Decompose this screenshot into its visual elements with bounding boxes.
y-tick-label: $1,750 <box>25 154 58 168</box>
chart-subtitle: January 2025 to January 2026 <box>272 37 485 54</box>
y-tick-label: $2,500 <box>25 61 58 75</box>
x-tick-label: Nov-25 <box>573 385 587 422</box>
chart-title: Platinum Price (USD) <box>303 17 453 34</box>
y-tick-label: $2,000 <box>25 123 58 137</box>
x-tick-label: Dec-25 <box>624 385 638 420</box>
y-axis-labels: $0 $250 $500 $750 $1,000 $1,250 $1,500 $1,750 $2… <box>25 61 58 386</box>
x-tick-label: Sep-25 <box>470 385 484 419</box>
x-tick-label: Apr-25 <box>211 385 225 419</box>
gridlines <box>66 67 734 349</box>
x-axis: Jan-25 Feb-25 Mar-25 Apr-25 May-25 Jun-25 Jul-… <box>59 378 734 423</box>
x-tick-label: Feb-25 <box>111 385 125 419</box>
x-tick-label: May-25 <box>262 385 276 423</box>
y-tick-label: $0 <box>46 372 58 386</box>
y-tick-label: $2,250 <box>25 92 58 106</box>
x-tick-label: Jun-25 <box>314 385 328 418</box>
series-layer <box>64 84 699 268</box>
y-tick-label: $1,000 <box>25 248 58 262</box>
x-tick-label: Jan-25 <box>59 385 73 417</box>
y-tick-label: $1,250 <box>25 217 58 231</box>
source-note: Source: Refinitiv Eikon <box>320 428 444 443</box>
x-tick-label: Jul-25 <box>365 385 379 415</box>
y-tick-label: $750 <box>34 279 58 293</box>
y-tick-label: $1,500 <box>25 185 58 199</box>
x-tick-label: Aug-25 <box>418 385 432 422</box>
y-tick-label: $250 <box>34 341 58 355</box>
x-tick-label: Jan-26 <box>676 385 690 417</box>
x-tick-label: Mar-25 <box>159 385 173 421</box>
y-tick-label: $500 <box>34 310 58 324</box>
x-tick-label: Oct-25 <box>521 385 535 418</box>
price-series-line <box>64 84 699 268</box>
========================================================================
課題
上の行をすべて、一字も変えずにそのまま抜き出しなさい。

出力結果
Decompose this screenshot into its visual elements with bounding boxes.
y-tick-label: $1,750 <box>25 154 58 168</box>
chart-subtitle: January 2025 to January 2026 <box>272 37 485 54</box>
y-tick-label: $2,500 <box>25 61 58 75</box>
x-tick-label: Nov-25 <box>573 385 587 422</box>
chart-title: Platinum Price (USD) <box>303 17 453 34</box>
y-tick-label: $2,000 <box>25 123 58 137</box>
x-tick-label: Dec-25 <box>624 385 638 420</box>
y-axis-labels: $0 $250 $500 $750 $1,000 $1,250 $1,500 $1,750 $2… <box>25 61 58 386</box>
x-tick-label: Sep-25 <box>470 385 484 419</box>
x-tick-label: Apr-25 <box>211 385 225 419</box>
gridlines <box>66 67 734 349</box>
x-axis: Jan-25 Feb-25 Mar-25 Apr-25 May-25 Jun-25 Jul-… <box>59 378 734 423</box>
x-tick-label: Feb-25 <box>111 385 125 419</box>
x-tick-label: May-25 <box>262 385 276 423</box>
y-tick-label: $0 <box>46 372 58 386</box>
y-tick-label: $2,250 <box>25 92 58 106</box>
x-tick-label: Jun-25 <box>314 385 328 418</box>
series-layer <box>64 84 699 268</box>
y-tick-label: $1,000 <box>25 248 58 262</box>
x-tick-label: Jan-25 <box>59 385 73 417</box>
y-tick-label: $1,250 <box>25 217 58 231</box>
source-note: Source: Refinitiv Eikon <box>320 428 444 443</box>
x-tick-label: Jul-25 <box>365 385 379 415</box>
y-tick-label: $750 <box>34 279 58 293</box>
y-tick-label: $1,500 <box>25 185 58 199</box>
x-tick-label: Aug-25 <box>418 385 432 422</box>
y-tick-label: $250 <box>34 341 58 355</box>
x-tick-label: Jan-26 <box>676 385 690 417</box>
x-tick-label: Mar-25 <box>159 385 173 421</box>
y-tick-label: $500 <box>34 310 58 324</box>
x-tick-label: Oct-25 <box>521 385 535 418</box>
price-series-line <box>64 84 699 268</box>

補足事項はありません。